_Your goal:_ Return the lines that run from the line containing "Read this page and output its text content." through the end of the entries, both ends included. Leave out all pictures.

(Extracted records)
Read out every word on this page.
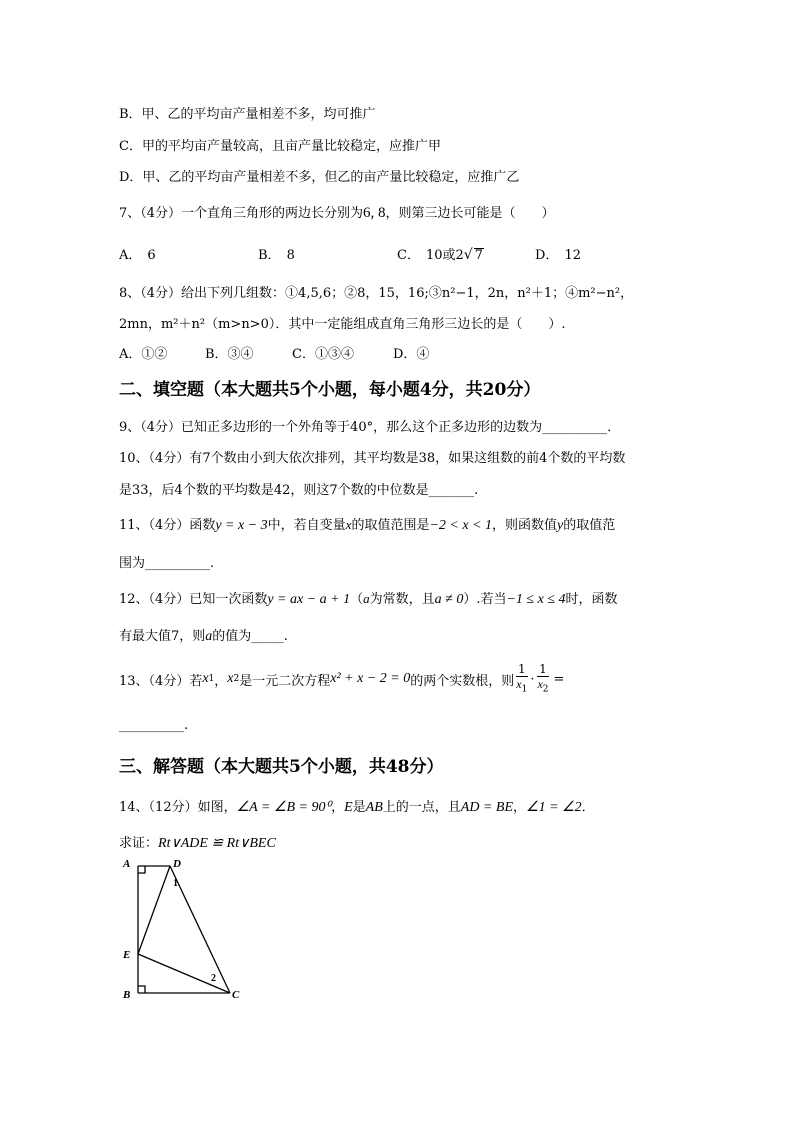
B．甲、乙的平均亩产量相差不多，均可推广
C．甲的平均亩产量较高，且亩产量比较稳定，应推广甲
D．甲、乙的平均亩产量相差不多，但乙的亩产量比较稳定，应推广乙
7、（4分）一个直角三角形的两边长分别为6, 8，则第三边长可能是（　　）
A． 6	B． 8	C． 10或2√ 7	D． 12
8、（4分）给出下列几组数：①4,5,6；②8，15，16;③n²−1，2n，n²＋1；④m²−n²，
2mn，m²＋n²（m>n>0）．其中一定能组成直角三角形三边长的是（　　）.
A．①②	B．③④	C．①③④	D．④
二、填空题（本大题共5个小题，每小题4分，共20分）
9、（4分）已知正多边形的一个外角等于40°，那么这个正多边形的边数为__________．
10、（4分）有7个数由小到大依次排列，其平均数是38，如果这组数的前4个数的平均数
是33，后4个数的平均数是42，则这7个数的中位数是_______.
11、（4分）函数y = x − 3中，若自变量x的取值范围是−2 < x < 1，则函数值y的取值范
围为__________.
12、（4分）已知一次函数y = ax − a + 1（a为常数，且a ≠ 0）.若当−1 ≤ x ≤ 4时，函数
有最大值7，则a的值为_____.
13、（4分）若 x 1 ， x 2 是一元二次方程 x² + x − 2 = 0 的两个实数根，则 $\frac{1}{x_1} \cdot \frac{1}{x_2}$ =
__________.
三、解答题（本大题共5个小题，共48分）
14、（12分）如图，∠A = ∠B = 90⁰，E是AB上的一点，且AD = BE，∠1 = ∠2．
求证：Rt∨ADE ≌ Rt∨BEC
A	D
1
E
2
B	C
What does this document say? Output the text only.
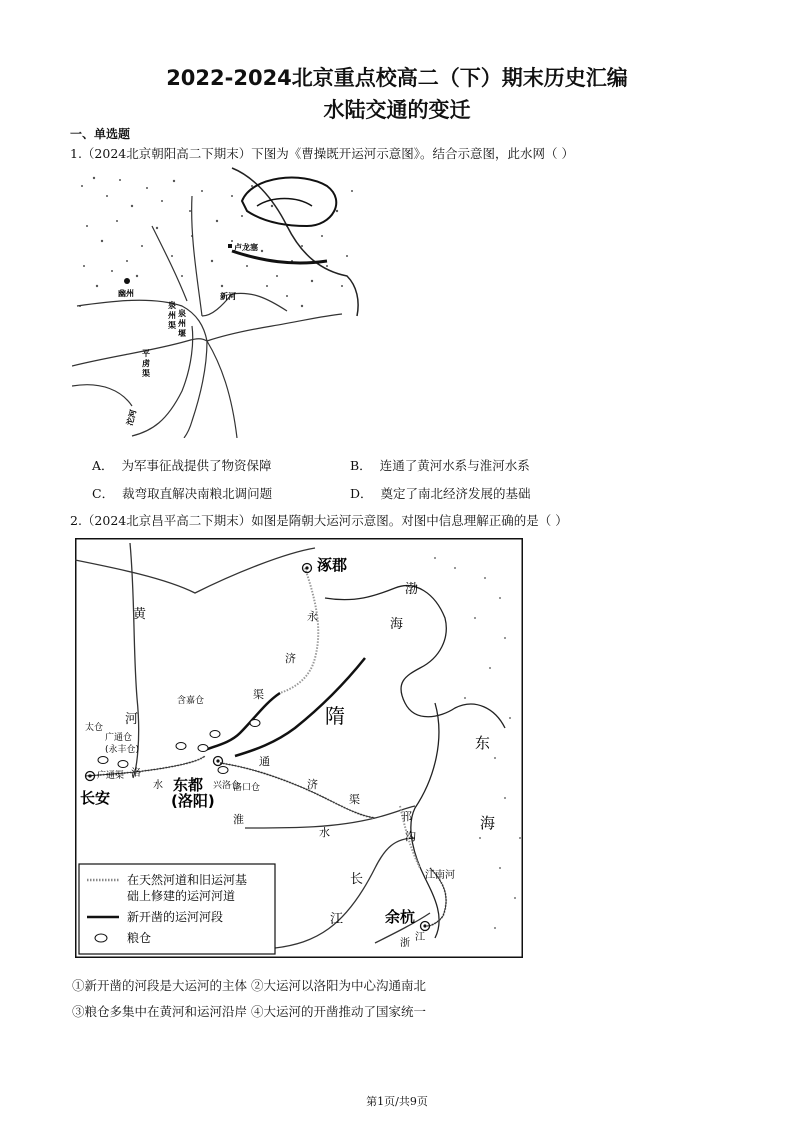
2022-2024北京重点校高二（下）期末历史汇编
水陆交通的变迁
一、单选题
1.（2024北京朝阳高二下期末）下图为《曹操既开运河示意图》。结合示意图，此水网（ ）
卢龙塞
幽州	新河
泉
州
渠
泉
州
堰
平
虏
渠
沱河
A． 为军事征战提供了物资保障	B． 连通了黄河水系与淮河水系
C． 裁弯取直解决南粮北调问题	D． 奠定了南北经济发展的基础
2.（2024北京昌平高二下期末）如图是隋朝大运河示意图。对图中信息理解正确的是（ ）
涿郡
长安
东都
(洛阳)
余杭
渤
海
黄
河
永
济
渠
隋
东
海
通
济
渠
淮
水
邗
沟
长
江
江南河
浙
江
洛
水
含嘉仓
太仓
广通仓
(永丰仓)
广通渠
兴洛仓
洛口仓
在天然河道和旧运河基
础上修建的运河河道
新开凿的运河河段
粮仓
①新开凿的河段是大运河的主体 ②大运河以洛阳为中心沟通南北
③粮仓多集中在黄河和运河沿岸 ④大运河的开凿推动了国家统一
第1页/共9页
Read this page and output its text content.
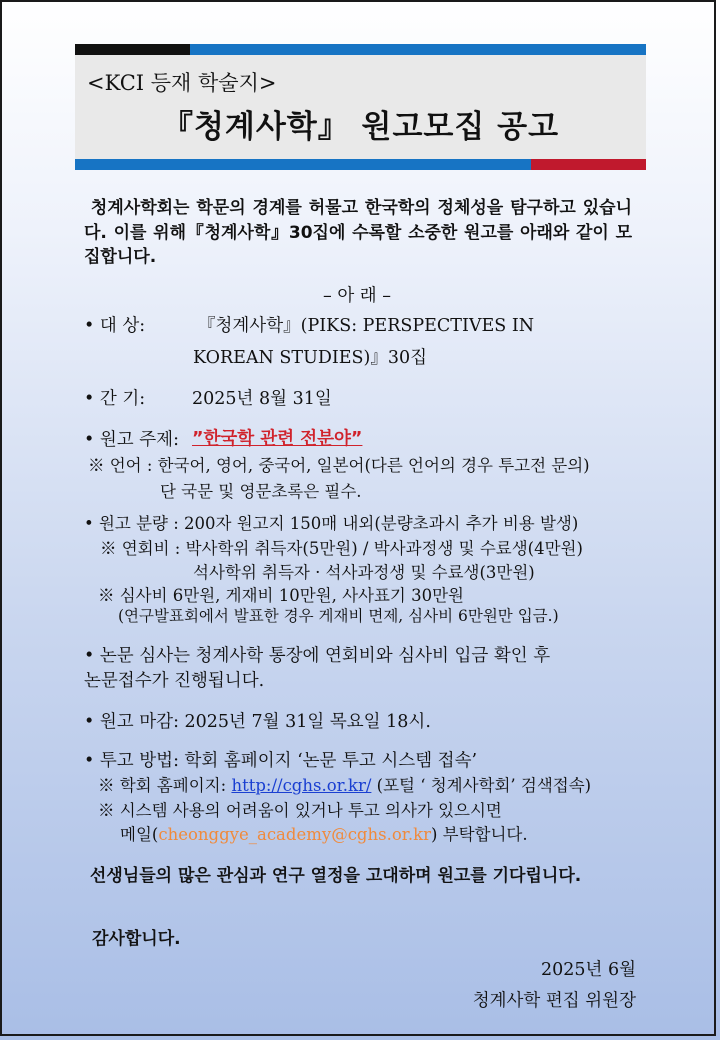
<KCI 등재 학술지>
『청계사학』 원고모집 공고

청계사학회는 학문의 경계를 허물고 한국학의 정체성을 탐구하고 있습니다. 이를 위해『청계사학』30집에 수록할 소중한 원고를 아래와 같이 모집합니다.

– 아 래 –
• 대 상:	『청계사학』(PIKS: PERSPECTIVES IN
KOREAN STUDIES)』30집
• 간 기:	2025년 8월 31일
• 원고 주제: ”한국학 관련 전분야”
※ 언어 : 한국어, 영어, 중국어, 일본어(다른 언어의 경우 투고전 문의)
단 국문 및 영문초록은 필수.
• 원고 분량 : 200자 원고지 150매 내외(분량초과시 추가 비용 발생)
※ 연회비 : 박사학위 취득자(5만원) / 박사과정생 및 수료생(4만원)
석사학위 취득자 · 석사과정생 및 수료생(3만원)
※ 심사비 6만원, 게재비 10만원, 사사표기 30만원
(연구발표회에서 발표한 경우 게재비 면제, 심사비 6만원만 입금.)
• 논문 심사는 청계사학 통장에 연회비와 심사비 입금 확인 후
논문접수가 진행됩니다.
• 원고 마감: 2025년 7월 31일 목요일 18시.
• 투고 방법: 학회 홈페이지 ‘논문 투고 시스템 접속’
※ 학회 홈페이지: http://cghs.or.kr/ (포털 ‘ 청계사학회’ 검색접속)
※ 시스템 사용의 어려움이 있거나 투고 의사가 있으시면
메일(cheonggye_academy@cghs.or.kr) 부탁합니다.

선생님들의 많은 관심과 연구 열정을 고대하며 원고를 기다립니다.

감사합니다.
2025년 6월
청계사학 편집 위원장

_Reply to the task:_
Read this page and output its text content.
<KCI 등재 학술지>
『청계사학』 원고모집 공고

청계사학회는 학문의 경계를 허물고 한국학의 정체성을 탐구하고 있습니다. 이를 위해『청계사학』30집에 수록할 소중한 원고를 아래와 같이 모집합니다.

– 아 래 –
• 대 상:	『청계사학』(PIKS: PERSPECTIVES IN
KOREAN STUDIES)』30집
• 간 기:	2025년 8월 31일
• 원고 주제: ”한국학 관련 전분야”
※ 언어 : 한국어, 영어, 중국어, 일본어(다른 언어의 경우 투고전 문의)
단 국문 및 영문초록은 필수.
• 원고 분량 : 200자 원고지 150매 내외(분량초과시 추가 비용 발생)
※ 연회비 : 박사학위 취득자(5만원) / 박사과정생 및 수료생(4만원)
석사학위 취득자 · 석사과정생 및 수료생(3만원)
※ 심사비 6만원, 게재비 10만원, 사사표기 30만원
(연구발표회에서 발표한 경우 게재비 면제, 심사비 6만원만 입금.)
• 논문 심사는 청계사학 통장에 연회비와 심사비 입금 확인 후
논문접수가 진행됩니다.
• 원고 마감: 2025년 7월 31일 목요일 18시.
• 투고 방법: 학회 홈페이지 ‘논문 투고 시스템 접속’
※ 학회 홈페이지: http://cghs.or.kr/ (포털 ‘ 청계사학회’ 검색접속)
※ 시스템 사용의 어려움이 있거나 투고 의사가 있으시면
메일(cheonggye_academy@cghs.or.kr) 부탁합니다.

선생님들의 많은 관심과 연구 열정을 고대하며 원고를 기다립니다.

감사합니다.
2025년 6월
청계사학 편집 위원장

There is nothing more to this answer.